[BEGIN DATA TO USE]
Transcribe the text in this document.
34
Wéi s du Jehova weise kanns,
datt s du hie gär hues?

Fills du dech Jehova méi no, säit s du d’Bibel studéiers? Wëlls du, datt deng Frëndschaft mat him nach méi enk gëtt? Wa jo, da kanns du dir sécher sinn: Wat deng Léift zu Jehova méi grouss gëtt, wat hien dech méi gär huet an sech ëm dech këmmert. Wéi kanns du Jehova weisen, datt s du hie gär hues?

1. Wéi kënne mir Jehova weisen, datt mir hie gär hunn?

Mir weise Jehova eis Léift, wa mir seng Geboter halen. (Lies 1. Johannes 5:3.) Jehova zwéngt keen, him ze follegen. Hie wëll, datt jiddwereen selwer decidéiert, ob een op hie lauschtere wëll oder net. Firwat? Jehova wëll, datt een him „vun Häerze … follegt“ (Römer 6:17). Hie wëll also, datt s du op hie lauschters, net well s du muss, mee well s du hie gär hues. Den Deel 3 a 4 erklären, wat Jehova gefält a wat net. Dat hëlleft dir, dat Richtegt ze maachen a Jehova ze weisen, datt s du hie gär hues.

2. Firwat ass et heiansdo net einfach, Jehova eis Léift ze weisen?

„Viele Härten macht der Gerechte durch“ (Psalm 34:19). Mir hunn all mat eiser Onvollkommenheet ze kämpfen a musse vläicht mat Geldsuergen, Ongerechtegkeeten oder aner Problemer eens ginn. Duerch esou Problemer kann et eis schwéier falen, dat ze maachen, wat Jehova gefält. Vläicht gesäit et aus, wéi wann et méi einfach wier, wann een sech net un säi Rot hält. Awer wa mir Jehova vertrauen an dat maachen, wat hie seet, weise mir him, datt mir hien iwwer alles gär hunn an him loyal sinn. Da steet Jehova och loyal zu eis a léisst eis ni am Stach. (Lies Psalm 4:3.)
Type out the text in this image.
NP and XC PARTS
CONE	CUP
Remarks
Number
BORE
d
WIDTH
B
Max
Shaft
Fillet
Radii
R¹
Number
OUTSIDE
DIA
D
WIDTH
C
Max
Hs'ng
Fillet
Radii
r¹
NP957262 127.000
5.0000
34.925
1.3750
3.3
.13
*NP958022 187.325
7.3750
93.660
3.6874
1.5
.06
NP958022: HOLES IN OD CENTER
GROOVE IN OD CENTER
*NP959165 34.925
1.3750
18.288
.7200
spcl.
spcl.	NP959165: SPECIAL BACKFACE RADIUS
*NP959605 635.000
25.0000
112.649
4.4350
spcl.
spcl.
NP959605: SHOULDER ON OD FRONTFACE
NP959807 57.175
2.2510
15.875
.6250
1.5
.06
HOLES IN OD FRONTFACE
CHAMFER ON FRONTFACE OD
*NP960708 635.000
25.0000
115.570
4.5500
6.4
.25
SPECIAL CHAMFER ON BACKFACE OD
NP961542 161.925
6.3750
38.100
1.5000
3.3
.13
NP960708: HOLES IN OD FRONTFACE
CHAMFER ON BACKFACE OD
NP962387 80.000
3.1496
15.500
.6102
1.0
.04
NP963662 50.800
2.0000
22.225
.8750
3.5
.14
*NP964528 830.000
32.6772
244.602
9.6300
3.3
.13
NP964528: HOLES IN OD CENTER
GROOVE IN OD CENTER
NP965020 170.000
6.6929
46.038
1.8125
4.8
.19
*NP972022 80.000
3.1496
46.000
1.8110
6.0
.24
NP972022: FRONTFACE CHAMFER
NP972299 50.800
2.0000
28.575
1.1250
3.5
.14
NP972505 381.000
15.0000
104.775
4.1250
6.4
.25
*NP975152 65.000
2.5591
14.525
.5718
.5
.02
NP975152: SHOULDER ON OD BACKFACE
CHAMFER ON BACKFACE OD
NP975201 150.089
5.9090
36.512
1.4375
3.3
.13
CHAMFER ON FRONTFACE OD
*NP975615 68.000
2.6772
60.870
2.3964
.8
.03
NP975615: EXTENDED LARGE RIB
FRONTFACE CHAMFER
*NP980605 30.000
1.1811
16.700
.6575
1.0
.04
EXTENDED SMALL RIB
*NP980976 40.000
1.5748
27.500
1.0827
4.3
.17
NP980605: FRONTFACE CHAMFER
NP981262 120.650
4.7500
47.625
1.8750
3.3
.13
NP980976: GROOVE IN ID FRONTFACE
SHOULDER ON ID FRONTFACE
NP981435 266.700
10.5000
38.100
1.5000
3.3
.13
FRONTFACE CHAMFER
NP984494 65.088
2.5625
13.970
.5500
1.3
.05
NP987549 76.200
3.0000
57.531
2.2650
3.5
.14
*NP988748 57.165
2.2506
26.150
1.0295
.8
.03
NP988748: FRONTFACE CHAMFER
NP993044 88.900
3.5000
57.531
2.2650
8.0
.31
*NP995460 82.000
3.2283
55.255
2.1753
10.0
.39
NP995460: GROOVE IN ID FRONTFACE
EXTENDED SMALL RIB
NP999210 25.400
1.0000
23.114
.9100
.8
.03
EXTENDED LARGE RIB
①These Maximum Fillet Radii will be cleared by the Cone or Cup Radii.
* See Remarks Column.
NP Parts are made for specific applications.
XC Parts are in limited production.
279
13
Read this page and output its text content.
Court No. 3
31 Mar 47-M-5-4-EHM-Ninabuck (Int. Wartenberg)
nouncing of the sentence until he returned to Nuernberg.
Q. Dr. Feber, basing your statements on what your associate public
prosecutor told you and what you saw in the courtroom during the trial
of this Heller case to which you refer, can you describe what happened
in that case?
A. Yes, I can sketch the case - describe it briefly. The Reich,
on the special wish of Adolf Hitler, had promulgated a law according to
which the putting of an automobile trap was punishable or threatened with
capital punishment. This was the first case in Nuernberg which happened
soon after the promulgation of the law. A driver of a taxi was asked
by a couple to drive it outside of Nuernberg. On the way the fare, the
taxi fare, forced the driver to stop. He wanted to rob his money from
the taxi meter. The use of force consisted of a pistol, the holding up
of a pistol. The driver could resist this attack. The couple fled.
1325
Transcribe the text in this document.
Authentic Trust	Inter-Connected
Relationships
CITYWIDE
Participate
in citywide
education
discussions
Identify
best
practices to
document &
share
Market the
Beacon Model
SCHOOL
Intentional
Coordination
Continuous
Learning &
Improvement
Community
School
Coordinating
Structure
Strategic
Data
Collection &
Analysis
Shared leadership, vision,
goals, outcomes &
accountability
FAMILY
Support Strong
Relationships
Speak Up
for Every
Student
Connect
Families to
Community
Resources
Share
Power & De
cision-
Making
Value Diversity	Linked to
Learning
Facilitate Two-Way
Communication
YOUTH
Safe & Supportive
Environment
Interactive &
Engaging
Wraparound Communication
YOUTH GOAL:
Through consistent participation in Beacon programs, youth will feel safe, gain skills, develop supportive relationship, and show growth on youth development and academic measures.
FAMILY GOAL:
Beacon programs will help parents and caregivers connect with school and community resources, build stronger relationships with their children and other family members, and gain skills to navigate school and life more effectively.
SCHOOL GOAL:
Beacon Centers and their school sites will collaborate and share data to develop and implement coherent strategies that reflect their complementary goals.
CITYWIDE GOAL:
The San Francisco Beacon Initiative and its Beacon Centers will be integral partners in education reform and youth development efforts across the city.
[END DATA TO USE]
Gather each line that holds "development".

Through consistent participation in Beacon programs, youth will feel safe, gain skills, develop supportive relationship, and show growth on youth development and academic measures.
The San Francisco Beacon Initiative and its Beacon Centers will be integral partners in education reform and youth development efforts across the city.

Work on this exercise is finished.